In the data below, locate each line with the word "requests" and list it.

Records from a dataset:
◆ ◆ ◆ ◆ ◆ ◆ ◆

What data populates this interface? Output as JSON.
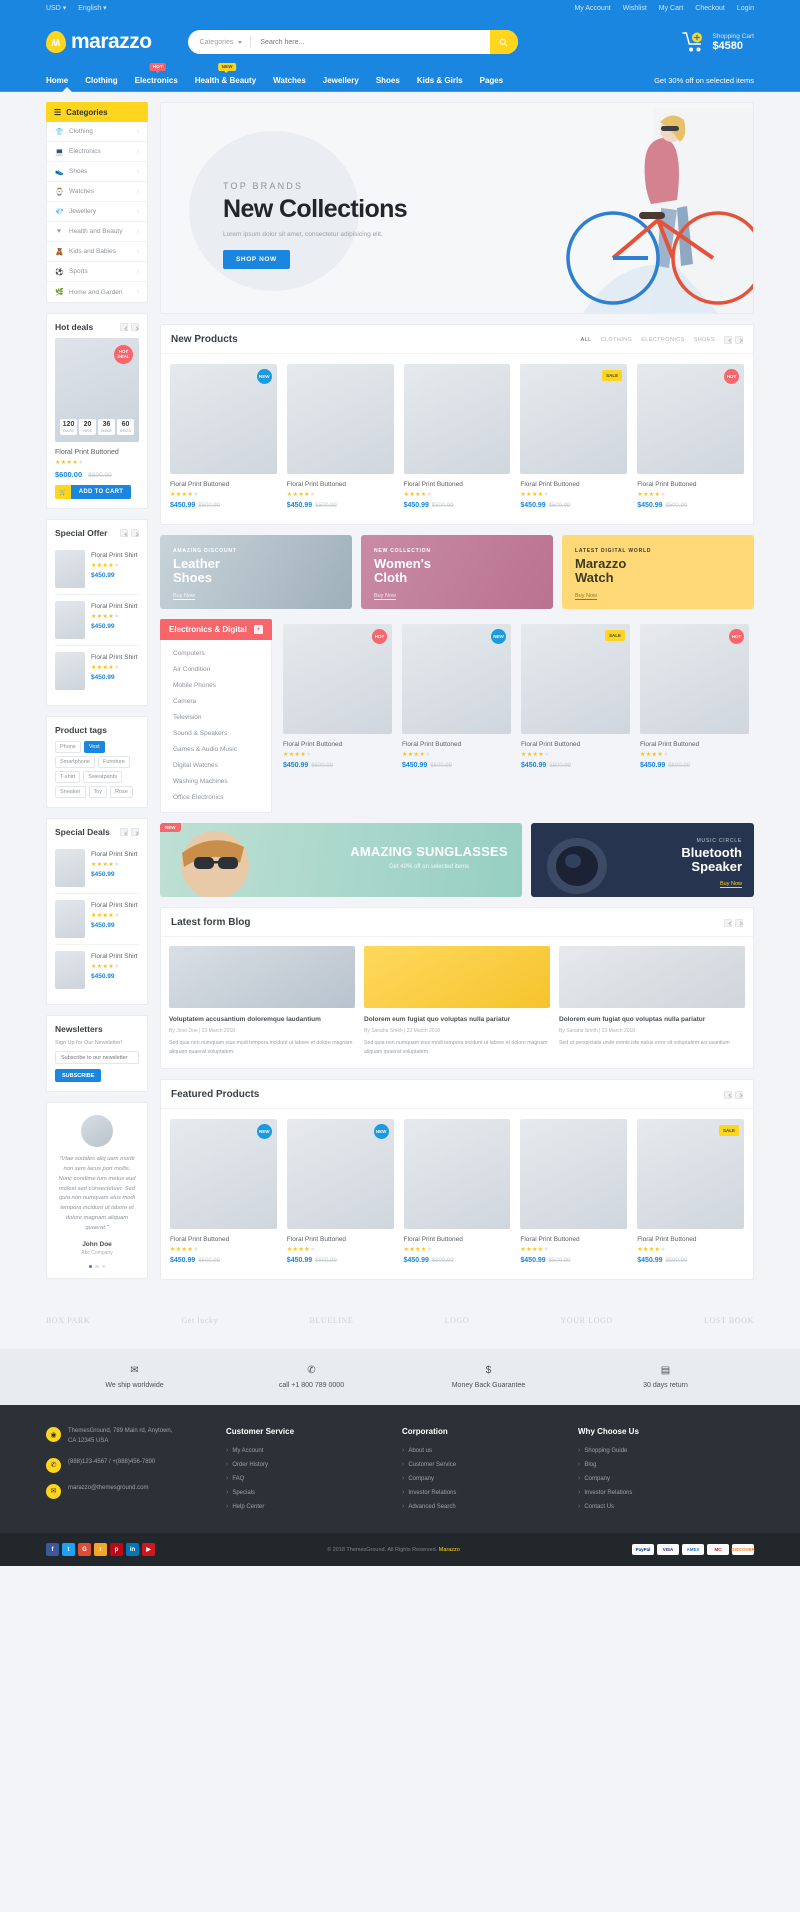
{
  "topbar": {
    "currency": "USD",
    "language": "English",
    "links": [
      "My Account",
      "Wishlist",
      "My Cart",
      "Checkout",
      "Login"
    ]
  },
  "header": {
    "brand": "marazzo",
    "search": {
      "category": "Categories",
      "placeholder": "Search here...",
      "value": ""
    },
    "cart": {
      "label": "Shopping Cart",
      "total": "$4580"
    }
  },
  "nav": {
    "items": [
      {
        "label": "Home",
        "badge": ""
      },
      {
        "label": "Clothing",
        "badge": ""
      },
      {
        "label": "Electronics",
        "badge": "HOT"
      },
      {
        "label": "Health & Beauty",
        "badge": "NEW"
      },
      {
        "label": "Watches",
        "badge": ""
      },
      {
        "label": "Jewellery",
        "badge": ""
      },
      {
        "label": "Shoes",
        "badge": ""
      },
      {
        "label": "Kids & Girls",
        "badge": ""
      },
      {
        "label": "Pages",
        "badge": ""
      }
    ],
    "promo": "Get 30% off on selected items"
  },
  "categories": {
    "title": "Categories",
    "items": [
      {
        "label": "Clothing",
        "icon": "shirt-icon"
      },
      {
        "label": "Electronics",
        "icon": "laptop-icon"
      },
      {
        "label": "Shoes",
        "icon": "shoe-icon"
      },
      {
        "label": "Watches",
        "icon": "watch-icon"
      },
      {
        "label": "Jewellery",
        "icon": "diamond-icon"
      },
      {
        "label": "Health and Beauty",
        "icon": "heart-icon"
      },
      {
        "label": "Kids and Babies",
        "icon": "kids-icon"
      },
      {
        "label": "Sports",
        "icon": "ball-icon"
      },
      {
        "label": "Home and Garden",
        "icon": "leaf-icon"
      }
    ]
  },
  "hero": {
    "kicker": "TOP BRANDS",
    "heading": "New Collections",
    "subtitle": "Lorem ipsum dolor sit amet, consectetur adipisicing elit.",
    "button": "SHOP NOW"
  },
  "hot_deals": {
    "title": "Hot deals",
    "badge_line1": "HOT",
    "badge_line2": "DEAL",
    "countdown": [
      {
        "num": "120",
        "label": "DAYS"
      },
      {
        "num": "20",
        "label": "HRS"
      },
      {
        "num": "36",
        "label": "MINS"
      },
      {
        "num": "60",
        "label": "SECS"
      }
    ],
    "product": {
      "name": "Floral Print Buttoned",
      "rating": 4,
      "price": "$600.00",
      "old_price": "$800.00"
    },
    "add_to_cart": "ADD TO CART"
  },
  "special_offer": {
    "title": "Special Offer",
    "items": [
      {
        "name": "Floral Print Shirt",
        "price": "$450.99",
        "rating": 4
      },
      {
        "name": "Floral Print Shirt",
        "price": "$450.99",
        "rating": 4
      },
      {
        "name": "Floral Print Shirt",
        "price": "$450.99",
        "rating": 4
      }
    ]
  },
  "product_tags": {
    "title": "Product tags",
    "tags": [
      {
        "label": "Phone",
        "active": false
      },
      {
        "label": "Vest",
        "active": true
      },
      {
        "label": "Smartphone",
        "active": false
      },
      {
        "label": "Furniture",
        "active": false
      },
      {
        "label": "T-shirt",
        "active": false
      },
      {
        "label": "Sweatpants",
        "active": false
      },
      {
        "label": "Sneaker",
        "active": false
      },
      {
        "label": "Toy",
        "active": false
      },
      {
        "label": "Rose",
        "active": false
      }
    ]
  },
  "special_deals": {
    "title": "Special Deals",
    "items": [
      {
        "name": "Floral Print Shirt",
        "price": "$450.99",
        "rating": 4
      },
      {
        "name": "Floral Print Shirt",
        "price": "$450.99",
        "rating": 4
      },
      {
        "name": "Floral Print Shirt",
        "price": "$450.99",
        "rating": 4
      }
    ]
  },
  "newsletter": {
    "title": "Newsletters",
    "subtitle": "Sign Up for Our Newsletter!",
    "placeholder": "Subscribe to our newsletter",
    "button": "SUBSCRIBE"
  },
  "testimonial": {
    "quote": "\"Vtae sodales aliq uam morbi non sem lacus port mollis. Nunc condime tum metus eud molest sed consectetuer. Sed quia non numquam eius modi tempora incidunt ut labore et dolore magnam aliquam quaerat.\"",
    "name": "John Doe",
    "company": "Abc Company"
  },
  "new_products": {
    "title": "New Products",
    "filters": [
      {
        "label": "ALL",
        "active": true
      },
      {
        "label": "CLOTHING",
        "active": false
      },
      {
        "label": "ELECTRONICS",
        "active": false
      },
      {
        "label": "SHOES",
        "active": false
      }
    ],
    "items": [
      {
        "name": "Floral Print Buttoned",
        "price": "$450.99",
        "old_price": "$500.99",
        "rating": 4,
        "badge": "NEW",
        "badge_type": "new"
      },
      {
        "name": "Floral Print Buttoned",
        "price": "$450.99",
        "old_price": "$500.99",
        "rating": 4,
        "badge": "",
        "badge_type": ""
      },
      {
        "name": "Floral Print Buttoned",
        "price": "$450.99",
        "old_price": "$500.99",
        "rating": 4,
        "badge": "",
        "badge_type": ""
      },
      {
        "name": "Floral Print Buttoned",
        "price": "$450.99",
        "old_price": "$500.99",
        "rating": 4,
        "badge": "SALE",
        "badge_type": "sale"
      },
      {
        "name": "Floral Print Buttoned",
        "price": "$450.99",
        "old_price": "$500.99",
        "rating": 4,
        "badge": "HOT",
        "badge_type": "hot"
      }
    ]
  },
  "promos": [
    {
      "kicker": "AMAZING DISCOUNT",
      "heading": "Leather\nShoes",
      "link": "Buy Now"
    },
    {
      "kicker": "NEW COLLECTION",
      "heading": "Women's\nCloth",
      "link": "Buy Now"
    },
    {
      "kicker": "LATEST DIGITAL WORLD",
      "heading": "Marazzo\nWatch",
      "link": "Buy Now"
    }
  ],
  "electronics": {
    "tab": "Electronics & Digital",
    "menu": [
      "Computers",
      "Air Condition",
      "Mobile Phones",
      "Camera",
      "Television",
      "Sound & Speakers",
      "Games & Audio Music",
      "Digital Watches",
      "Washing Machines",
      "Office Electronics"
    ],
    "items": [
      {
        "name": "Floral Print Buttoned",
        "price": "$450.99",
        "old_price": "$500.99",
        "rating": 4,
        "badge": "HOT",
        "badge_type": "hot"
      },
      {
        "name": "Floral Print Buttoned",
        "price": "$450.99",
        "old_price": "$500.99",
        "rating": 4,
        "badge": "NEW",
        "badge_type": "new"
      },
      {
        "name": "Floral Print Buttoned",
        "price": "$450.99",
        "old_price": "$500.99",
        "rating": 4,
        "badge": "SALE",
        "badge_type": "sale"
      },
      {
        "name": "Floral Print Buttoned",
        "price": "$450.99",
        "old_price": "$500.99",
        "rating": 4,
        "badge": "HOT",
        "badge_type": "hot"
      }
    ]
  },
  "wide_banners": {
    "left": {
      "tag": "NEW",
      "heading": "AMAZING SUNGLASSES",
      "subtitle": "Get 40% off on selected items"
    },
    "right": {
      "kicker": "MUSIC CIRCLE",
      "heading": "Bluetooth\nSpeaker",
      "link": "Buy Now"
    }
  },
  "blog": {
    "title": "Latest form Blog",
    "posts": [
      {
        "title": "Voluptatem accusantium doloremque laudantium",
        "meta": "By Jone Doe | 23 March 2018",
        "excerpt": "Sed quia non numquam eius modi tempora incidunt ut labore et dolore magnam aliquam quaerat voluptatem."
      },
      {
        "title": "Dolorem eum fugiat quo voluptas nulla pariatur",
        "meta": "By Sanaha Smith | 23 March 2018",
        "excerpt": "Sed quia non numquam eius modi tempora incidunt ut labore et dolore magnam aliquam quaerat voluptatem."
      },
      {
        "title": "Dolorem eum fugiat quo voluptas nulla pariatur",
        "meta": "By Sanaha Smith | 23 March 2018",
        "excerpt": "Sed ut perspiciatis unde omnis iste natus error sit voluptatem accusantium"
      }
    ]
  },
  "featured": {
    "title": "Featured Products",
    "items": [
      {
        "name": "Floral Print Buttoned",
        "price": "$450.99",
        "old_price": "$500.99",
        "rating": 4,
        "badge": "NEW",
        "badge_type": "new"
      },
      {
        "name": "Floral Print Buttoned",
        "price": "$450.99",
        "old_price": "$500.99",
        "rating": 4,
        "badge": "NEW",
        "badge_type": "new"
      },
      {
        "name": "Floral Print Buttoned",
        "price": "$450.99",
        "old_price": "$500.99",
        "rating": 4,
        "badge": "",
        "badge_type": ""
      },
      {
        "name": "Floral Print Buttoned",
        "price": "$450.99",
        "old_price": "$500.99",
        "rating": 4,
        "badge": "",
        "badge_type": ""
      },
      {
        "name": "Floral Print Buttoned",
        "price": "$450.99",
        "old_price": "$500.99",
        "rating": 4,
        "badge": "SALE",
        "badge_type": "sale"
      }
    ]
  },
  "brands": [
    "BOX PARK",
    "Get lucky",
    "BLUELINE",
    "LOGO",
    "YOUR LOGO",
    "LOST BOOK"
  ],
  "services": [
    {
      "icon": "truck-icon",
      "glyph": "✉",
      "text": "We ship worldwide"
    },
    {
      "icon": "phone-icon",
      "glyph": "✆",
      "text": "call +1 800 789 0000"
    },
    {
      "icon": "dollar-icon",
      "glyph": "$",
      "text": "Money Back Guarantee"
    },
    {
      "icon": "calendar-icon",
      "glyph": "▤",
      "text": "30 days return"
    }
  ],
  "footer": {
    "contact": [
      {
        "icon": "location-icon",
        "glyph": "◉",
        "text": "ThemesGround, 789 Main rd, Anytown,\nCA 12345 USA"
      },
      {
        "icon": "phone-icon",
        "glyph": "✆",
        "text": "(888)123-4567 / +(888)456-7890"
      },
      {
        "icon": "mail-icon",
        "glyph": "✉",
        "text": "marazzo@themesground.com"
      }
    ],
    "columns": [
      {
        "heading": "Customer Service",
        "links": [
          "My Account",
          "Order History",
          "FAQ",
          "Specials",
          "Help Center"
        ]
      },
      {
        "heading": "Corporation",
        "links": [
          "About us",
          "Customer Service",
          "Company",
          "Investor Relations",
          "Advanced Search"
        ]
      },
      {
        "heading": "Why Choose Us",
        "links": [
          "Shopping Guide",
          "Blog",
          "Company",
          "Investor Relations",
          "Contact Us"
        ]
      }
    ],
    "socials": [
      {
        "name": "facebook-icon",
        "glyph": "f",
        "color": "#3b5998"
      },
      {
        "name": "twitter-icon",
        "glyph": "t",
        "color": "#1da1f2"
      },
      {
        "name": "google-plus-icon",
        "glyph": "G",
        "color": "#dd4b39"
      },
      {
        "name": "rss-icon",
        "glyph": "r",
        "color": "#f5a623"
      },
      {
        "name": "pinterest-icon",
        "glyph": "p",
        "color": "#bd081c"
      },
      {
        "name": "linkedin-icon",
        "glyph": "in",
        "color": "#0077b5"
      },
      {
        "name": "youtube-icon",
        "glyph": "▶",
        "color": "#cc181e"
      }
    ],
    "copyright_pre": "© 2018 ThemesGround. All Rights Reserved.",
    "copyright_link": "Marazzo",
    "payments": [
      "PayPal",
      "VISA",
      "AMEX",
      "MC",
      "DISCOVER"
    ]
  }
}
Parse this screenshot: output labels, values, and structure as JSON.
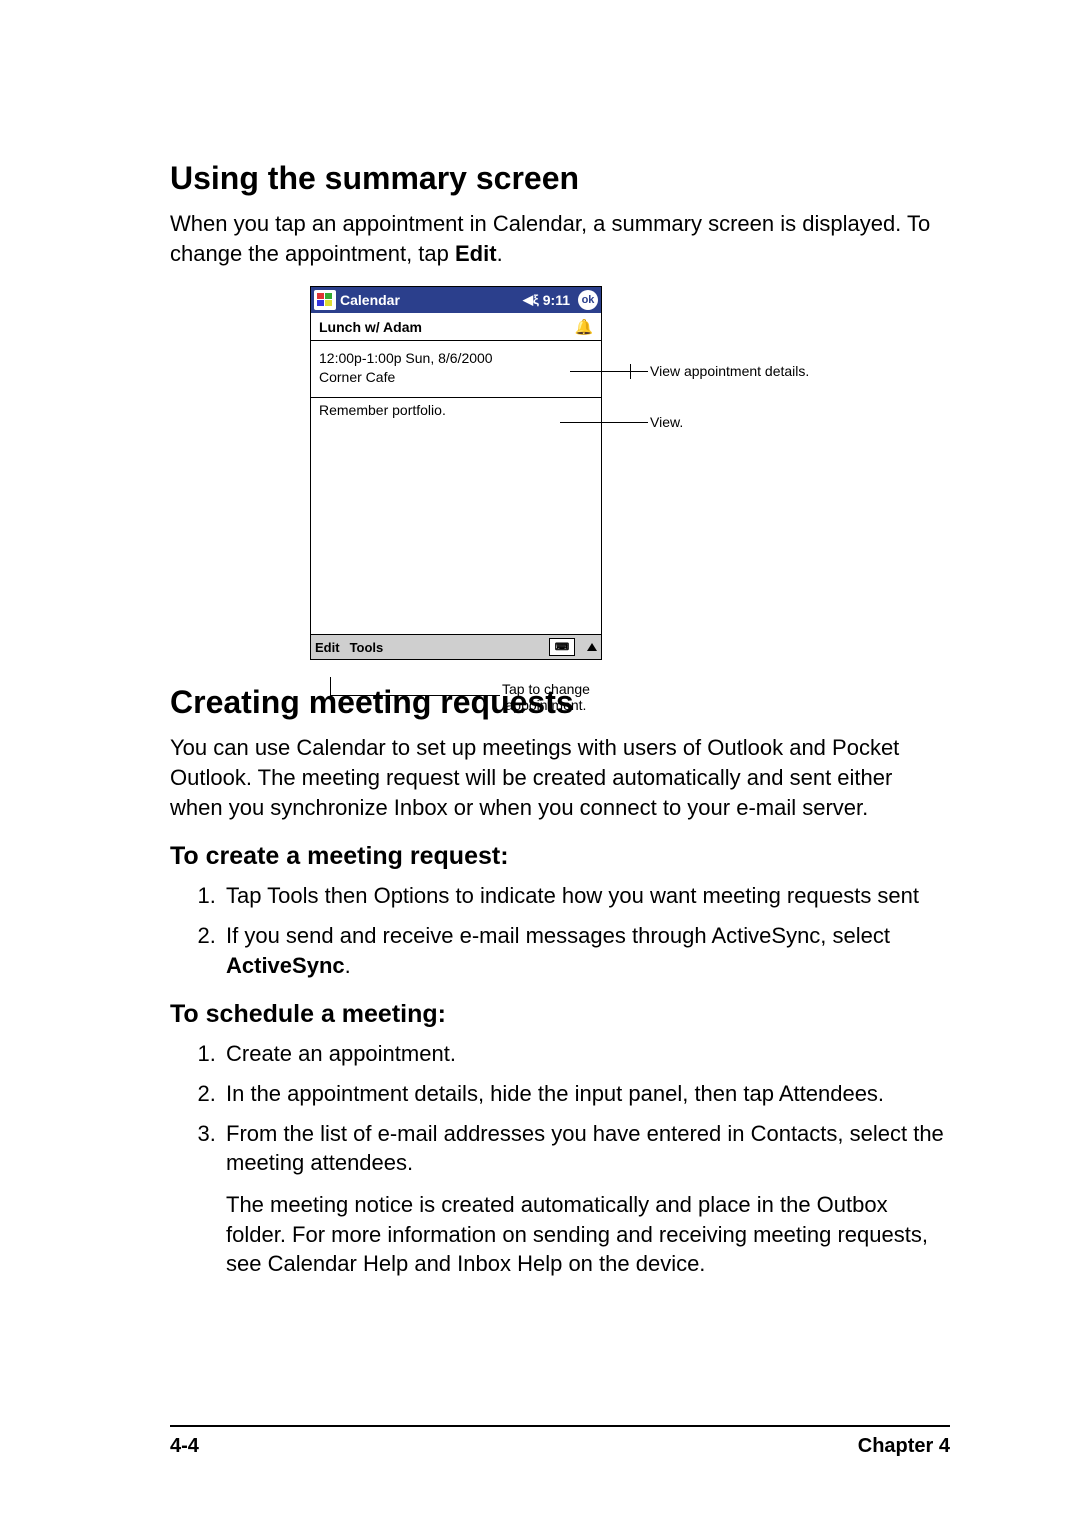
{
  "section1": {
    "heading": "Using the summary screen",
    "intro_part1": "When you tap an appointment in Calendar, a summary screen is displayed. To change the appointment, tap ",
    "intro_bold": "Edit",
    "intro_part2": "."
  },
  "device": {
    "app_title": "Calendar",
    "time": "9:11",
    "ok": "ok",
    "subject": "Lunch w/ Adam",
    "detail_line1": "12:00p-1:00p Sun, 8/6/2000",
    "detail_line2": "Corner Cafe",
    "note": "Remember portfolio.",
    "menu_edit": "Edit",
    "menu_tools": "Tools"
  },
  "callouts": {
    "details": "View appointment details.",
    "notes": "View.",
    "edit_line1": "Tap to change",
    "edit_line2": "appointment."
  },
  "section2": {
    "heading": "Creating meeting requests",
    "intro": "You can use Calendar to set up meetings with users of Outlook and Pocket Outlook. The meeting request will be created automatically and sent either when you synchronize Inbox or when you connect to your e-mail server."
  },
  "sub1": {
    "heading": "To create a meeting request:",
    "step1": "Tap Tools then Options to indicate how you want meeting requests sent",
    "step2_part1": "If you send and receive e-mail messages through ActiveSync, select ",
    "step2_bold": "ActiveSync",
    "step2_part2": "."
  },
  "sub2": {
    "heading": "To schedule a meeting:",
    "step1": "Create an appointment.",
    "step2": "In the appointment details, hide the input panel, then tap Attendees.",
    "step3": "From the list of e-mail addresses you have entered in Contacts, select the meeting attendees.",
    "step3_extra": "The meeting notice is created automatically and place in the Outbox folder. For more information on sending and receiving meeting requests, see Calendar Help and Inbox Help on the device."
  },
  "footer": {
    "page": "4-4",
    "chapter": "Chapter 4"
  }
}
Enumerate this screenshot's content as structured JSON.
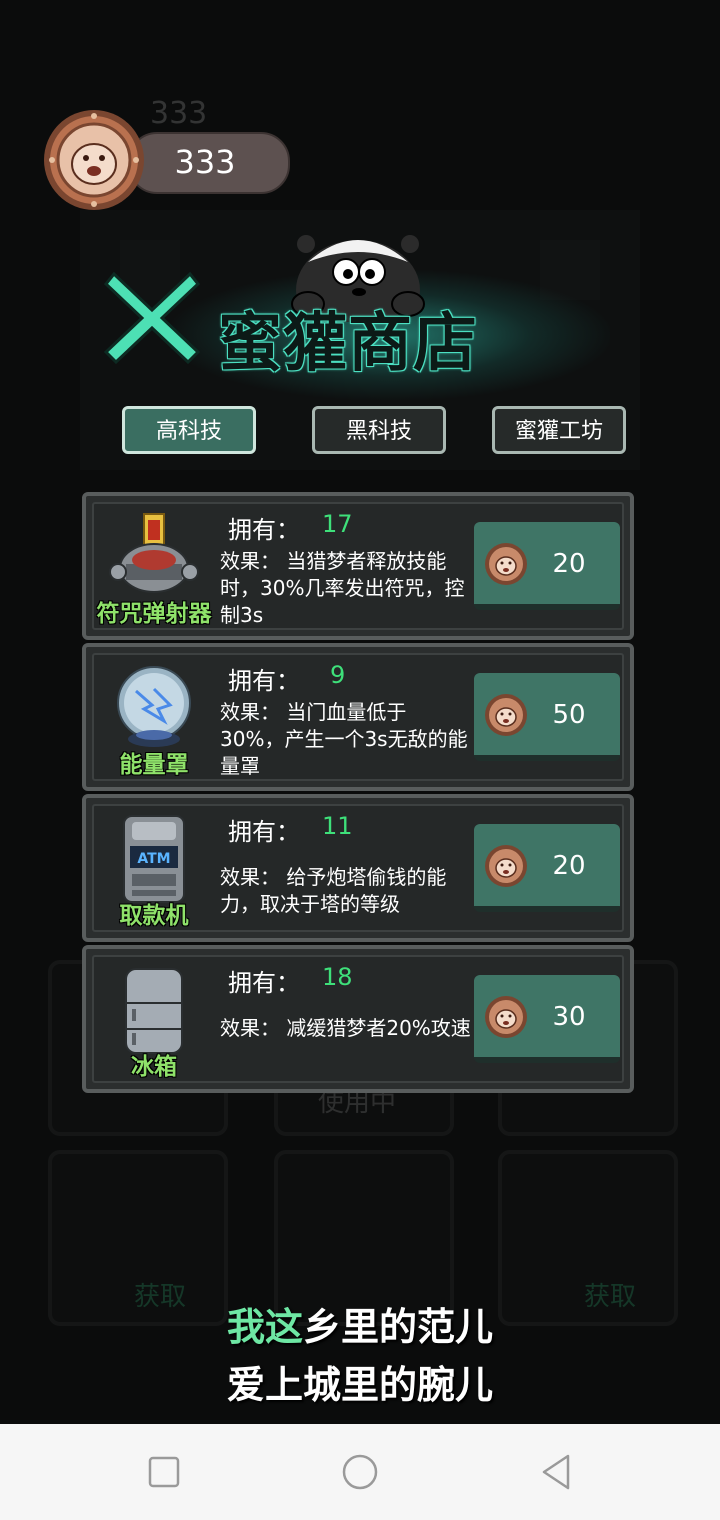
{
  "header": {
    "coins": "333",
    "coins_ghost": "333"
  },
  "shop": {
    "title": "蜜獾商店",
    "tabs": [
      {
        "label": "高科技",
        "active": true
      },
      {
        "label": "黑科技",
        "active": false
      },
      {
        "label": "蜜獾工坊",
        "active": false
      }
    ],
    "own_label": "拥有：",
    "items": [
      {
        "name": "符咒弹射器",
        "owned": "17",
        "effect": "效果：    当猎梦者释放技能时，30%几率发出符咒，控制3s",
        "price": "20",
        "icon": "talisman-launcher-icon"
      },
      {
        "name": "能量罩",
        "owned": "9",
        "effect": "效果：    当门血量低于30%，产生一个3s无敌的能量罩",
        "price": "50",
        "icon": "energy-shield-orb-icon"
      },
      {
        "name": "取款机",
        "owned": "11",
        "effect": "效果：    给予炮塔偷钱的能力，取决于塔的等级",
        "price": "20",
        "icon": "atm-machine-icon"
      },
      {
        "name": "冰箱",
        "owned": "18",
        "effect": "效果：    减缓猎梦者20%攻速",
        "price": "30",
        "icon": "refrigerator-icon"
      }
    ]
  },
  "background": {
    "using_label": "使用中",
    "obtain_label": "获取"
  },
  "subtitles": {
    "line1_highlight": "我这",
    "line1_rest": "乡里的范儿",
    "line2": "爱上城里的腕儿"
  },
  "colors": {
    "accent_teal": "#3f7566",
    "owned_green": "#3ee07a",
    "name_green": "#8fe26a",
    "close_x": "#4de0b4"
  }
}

◆ ◆ ◆ ◆ ◆ ◆ ◆

• [Output of the exercise]
    "heading": "Creating meeting requests",
    "step1": "Tap Tools then Options to indicate how you want meeting requests sent",
    "step3_extra": "The meeting notice is created automatically and place in the Outbox folder. For more information on sending and receiving meeting requests, see Calendar Help and Inbox Help on the device."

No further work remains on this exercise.